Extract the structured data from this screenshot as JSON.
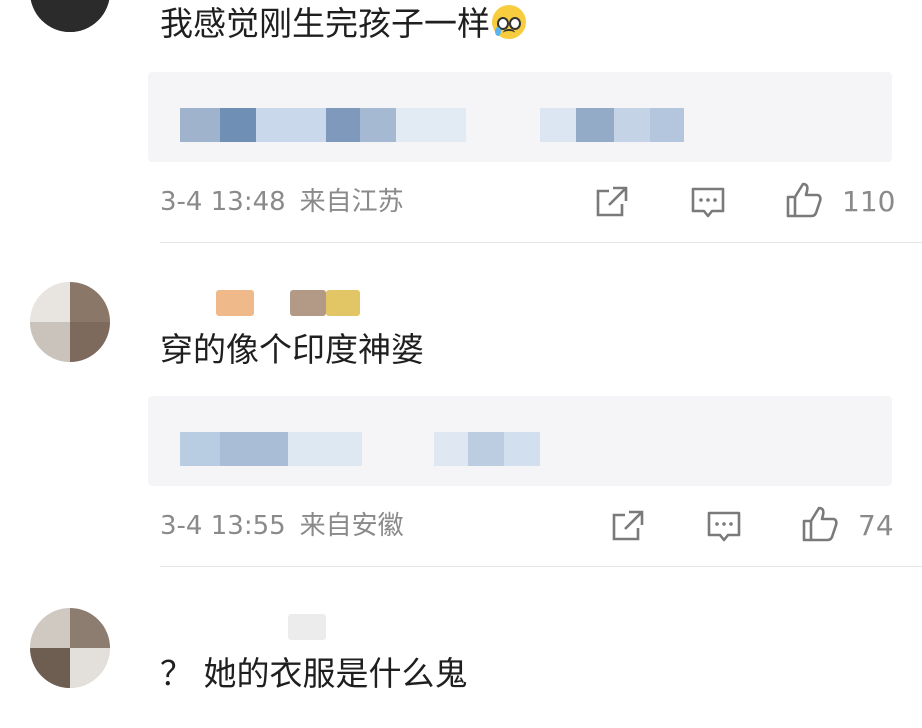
{
  "comments": [
    {
      "text": "我感觉刚生完孩子一样",
      "emoji": "crying-face-emoji",
      "timestamp": "3-4 13:48",
      "location": "来自江苏",
      "likes": "110"
    },
    {
      "text": "穿的像个印度神婆",
      "timestamp": "3-4 13:55",
      "location": "来自安徽",
      "likes": "74"
    },
    {
      "text": "？ 她的衣服是什么鬼"
    }
  ],
  "icons": {
    "share": "share-icon",
    "reply": "comment-icon",
    "like": "thumbs-up-icon"
  },
  "colors": {
    "text": "#1f1f1f",
    "meta": "#8a8a8a",
    "reply_background": "#f5f5f7"
  }
}
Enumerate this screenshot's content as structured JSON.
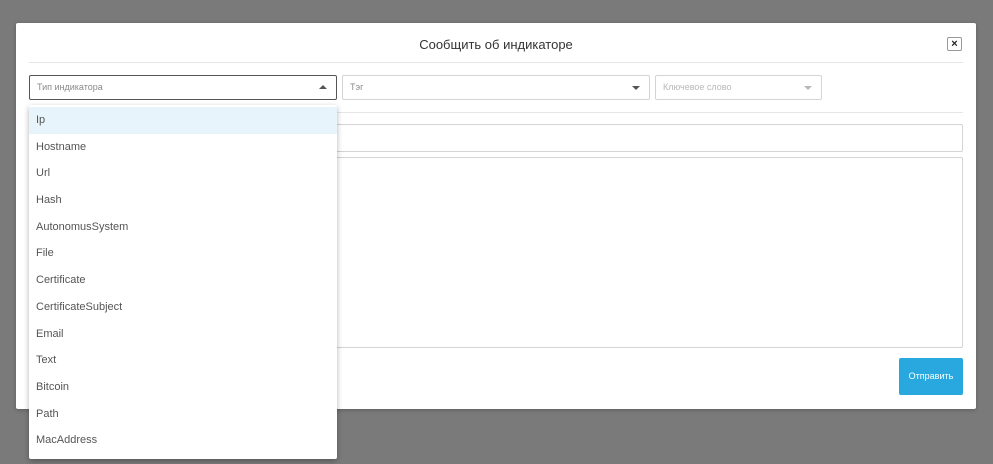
{
  "modal": {
    "title": "Сообщить об индикаторе",
    "close_label": "×"
  },
  "filters": {
    "indicator_type": {
      "placeholder": "Тип индикатора",
      "state": "open"
    },
    "tag": {
      "placeholder": "Тэг"
    },
    "keyword": {
      "placeholder": "Ключевое слово",
      "state": "disabled"
    }
  },
  "dropdown": {
    "options": [
      "Ip",
      "Hostname",
      "Url",
      "Hash",
      "AutonomusSystem",
      "File",
      "Certificate",
      "CertificateSubject",
      "Email",
      "Text",
      "Bitcoin",
      "Path",
      "MacAddress"
    ],
    "highlighted_index": 0
  },
  "form": {
    "submit_label": "Отправить"
  },
  "colors": {
    "overlay": "#7a7a7a",
    "accent": "#29a8e0",
    "highlight": "#e8f4fb"
  }
}
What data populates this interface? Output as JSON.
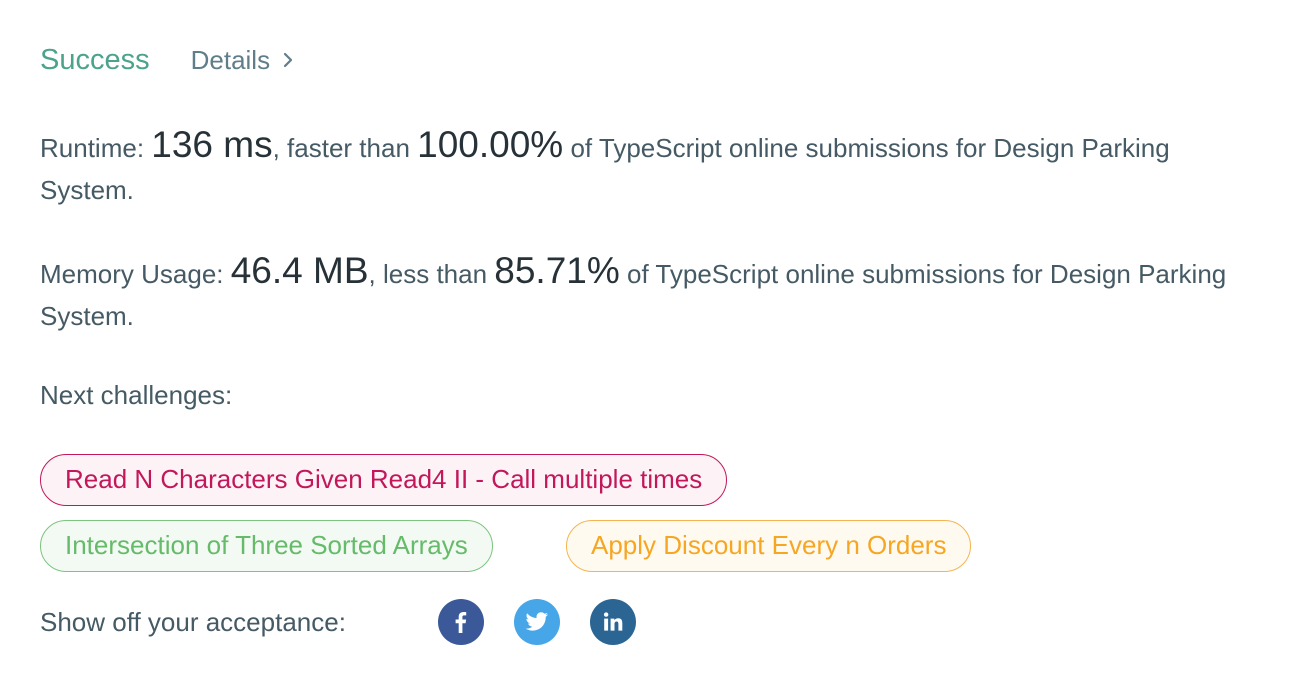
{
  "header": {
    "status": "Success",
    "details_label": "Details",
    "status_color": "#4ca38b"
  },
  "runtime": {
    "label": "Runtime: ",
    "value": "136 ms",
    "comparison": ", faster than ",
    "percent": "100.00%",
    "suffix": " of TypeScript online submissions for Design Parking System."
  },
  "memory": {
    "label": "Memory Usage: ",
    "value": "46.4 MB",
    "comparison": ", less than ",
    "percent": "85.71%",
    "suffix": " of TypeScript online submissions for Design Parking System."
  },
  "next_challenges": {
    "label": "Next challenges:",
    "items": [
      {
        "title": "Read N Characters Given Read4 II - Call multiple times",
        "difficulty_color": "#c2185b"
      },
      {
        "title": "Intersection of Three Sorted Arrays",
        "difficulty_color": "#66bb6a"
      },
      {
        "title": "Apply Discount Every n Orders",
        "difficulty_color": "#f6a623"
      }
    ]
  },
  "share": {
    "label": "Show off your acceptance:",
    "icons": [
      "facebook-icon",
      "twitter-icon",
      "linkedin-icon"
    ],
    "colors": [
      "#3b5998",
      "#47a6e8",
      "#2a6594"
    ]
  }
}
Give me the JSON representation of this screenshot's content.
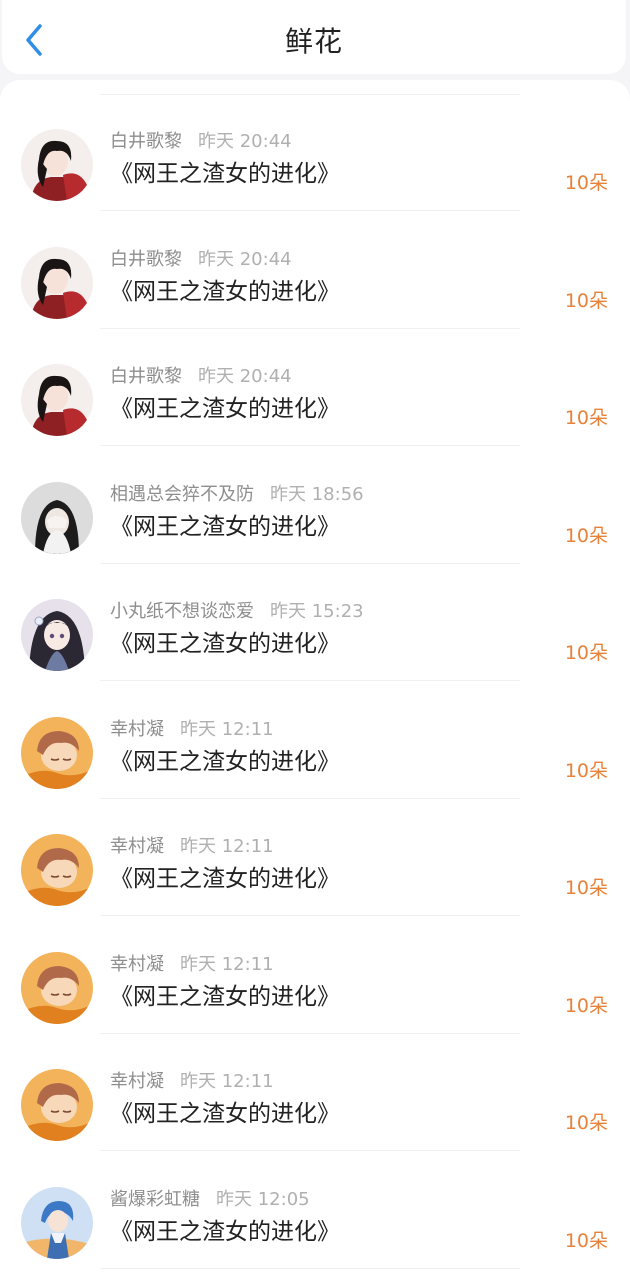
{
  "header": {
    "back_icon": "chevron-left-icon",
    "title": "鲜花"
  },
  "colors": {
    "back_icon": "#2f8ee8",
    "amount": "#e8823a",
    "name": "#8e8e8e",
    "time": "#b0b0b0",
    "title": "#222222"
  },
  "list": [
    {
      "avatar": "avatar-dark-hair-red-robe",
      "name": "白井歌黎",
      "time": "昨天 20:44",
      "book": "《网王之渣女的进化》",
      "amount": "10朵"
    },
    {
      "avatar": "avatar-dark-hair-red-robe",
      "name": "白井歌黎",
      "time": "昨天 20:44",
      "book": "《网王之渣女的进化》",
      "amount": "10朵"
    },
    {
      "avatar": "avatar-dark-hair-red-robe",
      "name": "白井歌黎",
      "time": "昨天 20:44",
      "book": "《网王之渣女的进化》",
      "amount": "10朵"
    },
    {
      "avatar": "avatar-girl-covering-face",
      "name": "相遇总会猝不及防",
      "time": "昨天 18:56",
      "book": "《网王之渣女的进化》",
      "amount": "10朵"
    },
    {
      "avatar": "avatar-anime-girl-dark-hair",
      "name": "小丸纸不想谈恋爱",
      "time": "昨天 15:23",
      "book": "《网王之渣女的进化》",
      "amount": "10朵"
    },
    {
      "avatar": "avatar-anime-boy-sleeping",
      "name": "幸村凝",
      "time": "昨天 12:11",
      "book": "《网王之渣女的进化》",
      "amount": "10朵"
    },
    {
      "avatar": "avatar-anime-boy-sleeping",
      "name": "幸村凝",
      "time": "昨天 12:11",
      "book": "《网王之渣女的进化》",
      "amount": "10朵"
    },
    {
      "avatar": "avatar-anime-boy-sleeping",
      "name": "幸村凝",
      "time": "昨天 12:11",
      "book": "《网王之渣女的进化》",
      "amount": "10朵"
    },
    {
      "avatar": "avatar-anime-boy-sleeping",
      "name": "幸村凝",
      "time": "昨天 12:11",
      "book": "《网王之渣女的进化》",
      "amount": "10朵"
    },
    {
      "avatar": "avatar-blue-hair-character",
      "name": "酱爆彩虹糖",
      "time": "昨天 12:05",
      "book": "《网王之渣女的进化》",
      "amount": "10朵"
    }
  ]
}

■ **EXERCISE BRIEF**
Reproduce exactly and only the lines from the one with "Give me the" through the last entry, both included, excluding every picture.

■ **OUTPUT**
Give me the JSON representation of this screenshot's content.
{
  "header": {
    "back_icon": "chevron-left-icon",
    "title": "鲜花"
  },
  "colors": {
    "back_icon": "#2f8ee8",
    "amount": "#e8823a",
    "name": "#8e8e8e",
    "time": "#b0b0b0",
    "title": "#222222"
  },
  "list": [
    {
      "avatar": "avatar-dark-hair-red-robe",
      "name": "白井歌黎",
      "time": "昨天 20:44",
      "book": "《网王之渣女的进化》",
      "amount": "10朵"
    },
    {
      "avatar": "avatar-dark-hair-red-robe",
      "name": "白井歌黎",
      "time": "昨天 20:44",
      "book": "《网王之渣女的进化》",
      "amount": "10朵"
    },
    {
      "avatar": "avatar-dark-hair-red-robe",
      "name": "白井歌黎",
      "time": "昨天 20:44",
      "book": "《网王之渣女的进化》",
      "amount": "10朵"
    },
    {
      "avatar": "avatar-girl-covering-face",
      "name": "相遇总会猝不及防",
      "time": "昨天 18:56",
      "book": "《网王之渣女的进化》",
      "amount": "10朵"
    },
    {
      "avatar": "avatar-anime-girl-dark-hair",
      "name": "小丸纸不想谈恋爱",
      "time": "昨天 15:23",
      "book": "《网王之渣女的进化》",
      "amount": "10朵"
    },
    {
      "avatar": "avatar-anime-boy-sleeping",
      "name": "幸村凝",
      "time": "昨天 12:11",
      "book": "《网王之渣女的进化》",
      "amount": "10朵"
    },
    {
      "avatar": "avatar-anime-boy-sleeping",
      "name": "幸村凝",
      "time": "昨天 12:11",
      "book": "《网王之渣女的进化》",
      "amount": "10朵"
    },
    {
      "avatar": "avatar-anime-boy-sleeping",
      "name": "幸村凝",
      "time": "昨天 12:11",
      "book": "《网王之渣女的进化》",
      "amount": "10朵"
    },
    {
      "avatar": "avatar-anime-boy-sleeping",
      "name": "幸村凝",
      "time": "昨天 12:11",
      "book": "《网王之渣女的进化》",
      "amount": "10朵"
    },
    {
      "avatar": "avatar-blue-hair-character",
      "name": "酱爆彩虹糖",
      "time": "昨天 12:05",
      "book": "《网王之渣女的进化》",
      "amount": "10朵"
    }
  ]
}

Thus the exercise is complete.